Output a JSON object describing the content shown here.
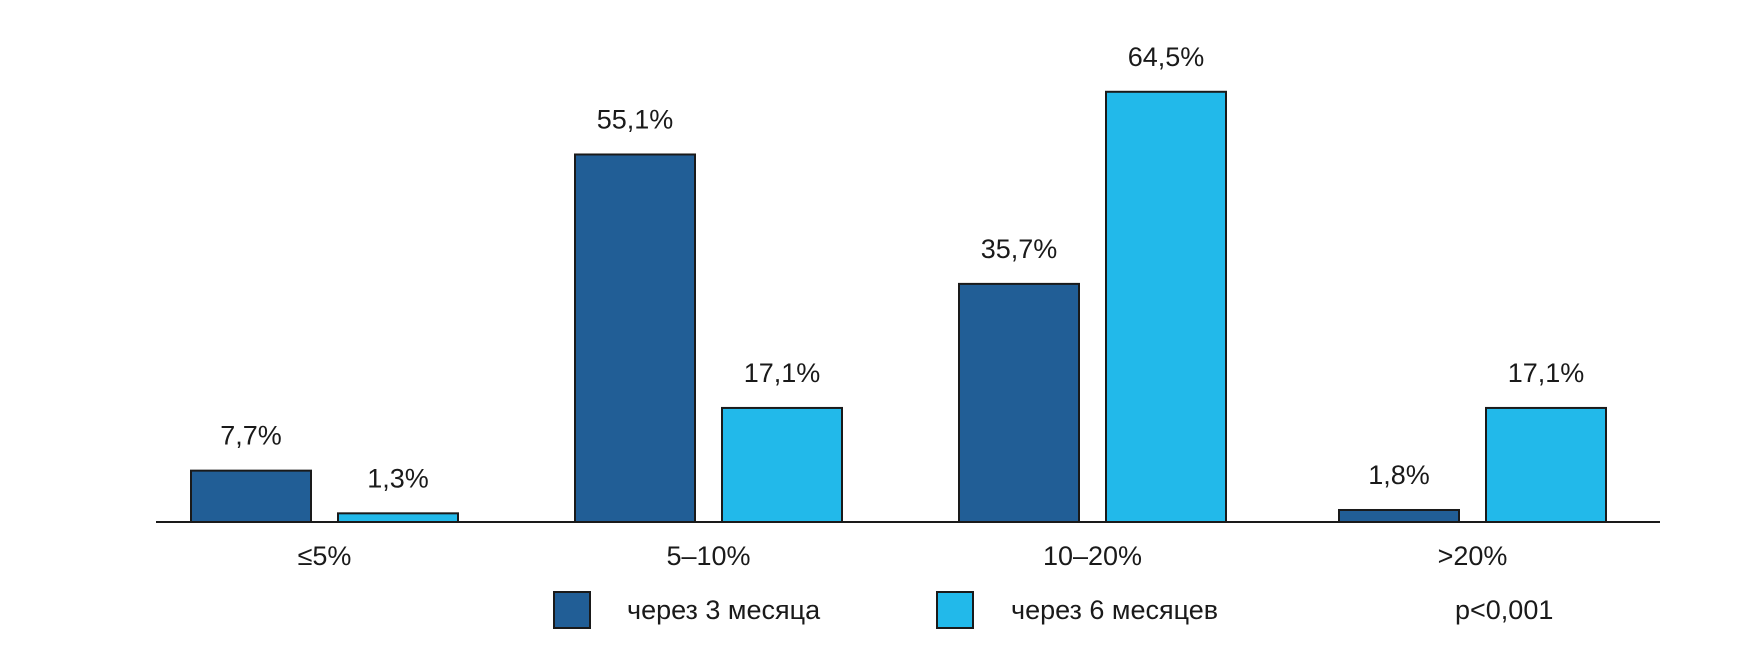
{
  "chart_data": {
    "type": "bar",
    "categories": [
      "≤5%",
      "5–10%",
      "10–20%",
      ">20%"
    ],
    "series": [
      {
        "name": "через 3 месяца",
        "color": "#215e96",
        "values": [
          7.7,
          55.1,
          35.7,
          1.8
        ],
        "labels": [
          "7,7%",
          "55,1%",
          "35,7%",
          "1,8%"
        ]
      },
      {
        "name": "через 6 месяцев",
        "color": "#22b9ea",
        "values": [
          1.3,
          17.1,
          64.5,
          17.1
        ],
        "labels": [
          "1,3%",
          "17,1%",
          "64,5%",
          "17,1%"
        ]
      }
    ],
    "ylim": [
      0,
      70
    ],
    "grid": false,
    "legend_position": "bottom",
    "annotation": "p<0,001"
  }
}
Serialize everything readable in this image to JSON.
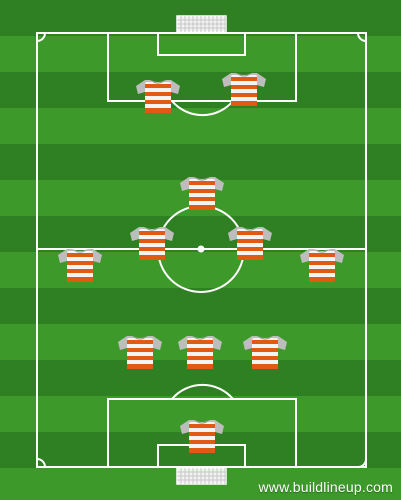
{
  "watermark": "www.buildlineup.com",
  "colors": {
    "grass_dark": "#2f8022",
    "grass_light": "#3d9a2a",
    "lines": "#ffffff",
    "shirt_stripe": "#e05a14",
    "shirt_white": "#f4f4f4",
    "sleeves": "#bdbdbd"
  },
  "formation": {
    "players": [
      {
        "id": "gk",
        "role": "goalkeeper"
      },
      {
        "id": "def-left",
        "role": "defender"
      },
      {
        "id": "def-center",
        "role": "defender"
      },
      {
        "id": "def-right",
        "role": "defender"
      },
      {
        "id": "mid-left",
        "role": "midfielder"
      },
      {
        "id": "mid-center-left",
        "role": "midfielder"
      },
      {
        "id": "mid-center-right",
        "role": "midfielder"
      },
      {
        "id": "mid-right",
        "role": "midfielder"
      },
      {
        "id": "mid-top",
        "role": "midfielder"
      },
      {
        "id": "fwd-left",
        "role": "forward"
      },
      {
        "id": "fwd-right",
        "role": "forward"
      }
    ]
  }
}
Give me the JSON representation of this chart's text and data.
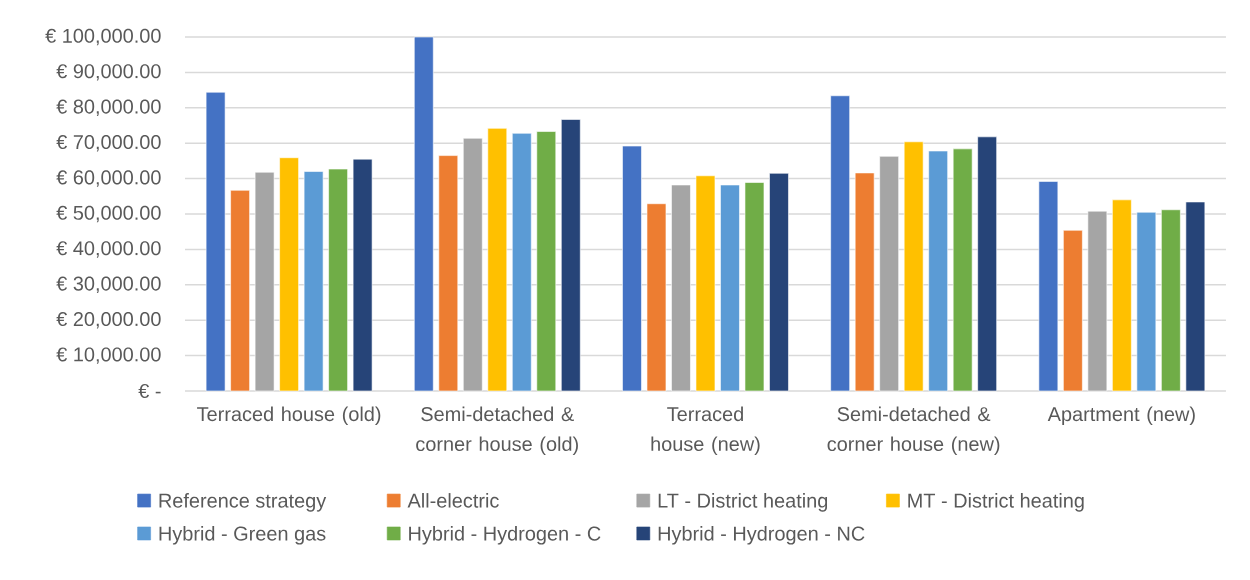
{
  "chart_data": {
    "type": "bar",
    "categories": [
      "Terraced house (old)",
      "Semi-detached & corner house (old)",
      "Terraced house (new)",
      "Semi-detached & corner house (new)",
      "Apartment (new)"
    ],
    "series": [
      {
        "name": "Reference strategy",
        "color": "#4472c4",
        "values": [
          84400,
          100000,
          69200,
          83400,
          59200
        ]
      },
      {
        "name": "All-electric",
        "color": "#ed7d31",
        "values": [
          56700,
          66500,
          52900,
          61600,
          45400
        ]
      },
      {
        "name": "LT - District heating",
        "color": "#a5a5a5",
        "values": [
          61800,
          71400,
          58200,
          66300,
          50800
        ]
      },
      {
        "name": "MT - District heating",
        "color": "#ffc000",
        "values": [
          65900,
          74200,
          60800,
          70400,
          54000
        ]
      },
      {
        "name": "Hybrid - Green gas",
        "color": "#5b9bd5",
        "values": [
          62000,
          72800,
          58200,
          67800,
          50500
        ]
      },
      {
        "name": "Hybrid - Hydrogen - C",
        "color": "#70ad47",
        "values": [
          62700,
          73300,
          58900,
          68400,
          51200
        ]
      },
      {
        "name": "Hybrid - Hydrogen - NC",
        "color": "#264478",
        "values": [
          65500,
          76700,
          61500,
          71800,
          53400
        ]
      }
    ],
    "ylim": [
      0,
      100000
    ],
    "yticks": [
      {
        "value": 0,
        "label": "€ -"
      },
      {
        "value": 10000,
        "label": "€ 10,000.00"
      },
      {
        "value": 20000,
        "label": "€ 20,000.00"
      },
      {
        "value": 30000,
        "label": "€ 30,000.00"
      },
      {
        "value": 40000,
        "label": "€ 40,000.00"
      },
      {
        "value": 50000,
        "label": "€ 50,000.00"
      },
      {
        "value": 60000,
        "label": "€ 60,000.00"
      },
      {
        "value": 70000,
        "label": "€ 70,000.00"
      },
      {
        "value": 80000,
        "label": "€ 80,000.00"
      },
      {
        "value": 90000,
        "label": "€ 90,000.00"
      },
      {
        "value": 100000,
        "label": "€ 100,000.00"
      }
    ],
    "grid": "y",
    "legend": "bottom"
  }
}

-.-.-

All of the lines above should be printed exactly, minus the pictures.

Output a JSON object describing the content shown here.
{
  "chart_data": {
    "type": "bar",
    "categories": [
      "≤5%",
      "5–10%",
      "10–20%",
      ">20%"
    ],
    "series": [
      {
        "name": "через 3 месяца",
        "color": "#215e96",
        "values": [
          7.7,
          55.1,
          35.7,
          1.8
        ],
        "labels": [
          "7,7%",
          "55,1%",
          "35,7%",
          "1,8%"
        ]
      },
      {
        "name": "через 6 месяцев",
        "color": "#22b9ea",
        "values": [
          1.3,
          17.1,
          64.5,
          17.1
        ],
        "labels": [
          "1,3%",
          "17,1%",
          "64,5%",
          "17,1%"
        ]
      }
    ],
    "ylim": [
      0,
      70
    ],
    "grid": false,
    "legend_position": "bottom",
    "annotation": "p<0,001"
  }
}
Serialize everything readable in this image to JSON.
{
  "watermark": "www.buildlineup.com",
  "colors": {
    "grass_dark": "#2f8022",
    "grass_light": "#3d9a2a",
    "lines": "#ffffff",
    "shirt_stripe": "#e05a14",
    "shirt_white": "#f4f4f4",
    "sleeves": "#bdbdbd"
  },
  "formation": {
    "players": [
      {
        "id": "gk",
        "role": "goalkeeper"
      },
      {
        "id": "def-left",
        "role": "defender"
      },
      {
        "id": "def-center",
        "role": "defender"
      },
      {
        "id": "def-right",
        "role": "defender"
      },
      {
        "id": "mid-left",
        "role": "midfielder"
      },
      {
        "id": "mid-center-left",
        "role": "midfielder"
      },
      {
        "id": "mid-center-right",
        "role": "midfielder"
      },
      {
        "id": "mid-right",
        "role": "midfielder"
      },
      {
        "id": "mid-top",
        "role": "midfielder"
      },
      {
        "id": "fwd-left",
        "role": "forward"
      },
      {
        "id": "fwd-right",
        "role": "forward"
      }
    ]
  }
}
Give me the JSON representation of this chart's text and data.
{
  "chart_data": {
    "type": "bar",
    "categories": [
      "Terraced house (old)",
      "Semi-detached & corner house (old)",
      "Terraced house (new)",
      "Semi-detached & corner house (new)",
      "Apartment (new)"
    ],
    "series": [
      {
        "name": "Reference strategy",
        "color": "#4472c4",
        "values": [
          84400,
          100000,
          69200,
          83400,
          59200
        ]
      },
      {
        "name": "All-electric",
        "color": "#ed7d31",
        "values": [
          56700,
          66500,
          52900,
          61600,
          45400
        ]
      },
      {
        "name": "LT - District heating",
        "color": "#a5a5a5",
        "values": [
          61800,
          71400,
          58200,
          66300,
          50800
        ]
      },
      {
        "name": "MT - District heating",
        "color": "#ffc000",
        "values": [
          65900,
          74200,
          60800,
          70400,
          54000
        ]
      },
      {
        "name": "Hybrid - Green gas",
        "color": "#5b9bd5",
        "values": [
          62000,
          72800,
          58200,
          67800,
          50500
        ]
      },
      {
        "name": "Hybrid - Hydrogen - C",
        "color": "#70ad47",
        "values": [
          62700,
          73300,
          58900,
          68400,
          51200
        ]
      },
      {
        "name": "Hybrid - Hydrogen - NC",
        "color": "#264478",
        "values": [
          65500,
          76700,
          61500,
          71800,
          53400
        ]
      }
    ],
    "ylim": [
      0,
      100000
    ],
    "yticks": [
      {
        "value": 0,
        "label": "€ -"
      },
      {
        "value": 10000,
        "label": "€ 10,000.00"
      },
      {
        "value": 20000,
        "label": "€ 20,000.00"
      },
      {
        "value": 30000,
        "label": "€ 30,000.00"
      },
      {
        "value": 40000,
        "label": "€ 40,000.00"
      },
      {
        "value": 50000,
        "label": "€ 50,000.00"
      },
      {
        "value": 60000,
        "label": "€ 60,000.00"
      },
      {
        "value": 70000,
        "label": "€ 70,000.00"
      },
      {
        "value": 80000,
        "label": "€ 80,000.00"
      },
      {
        "value": 90000,
        "label": "€ 90,000.00"
      },
      {
        "value": 100000,
        "label": "€ 100,000.00"
      }
    ],
    "grid": "y",
    "legend": "bottom"
  }
}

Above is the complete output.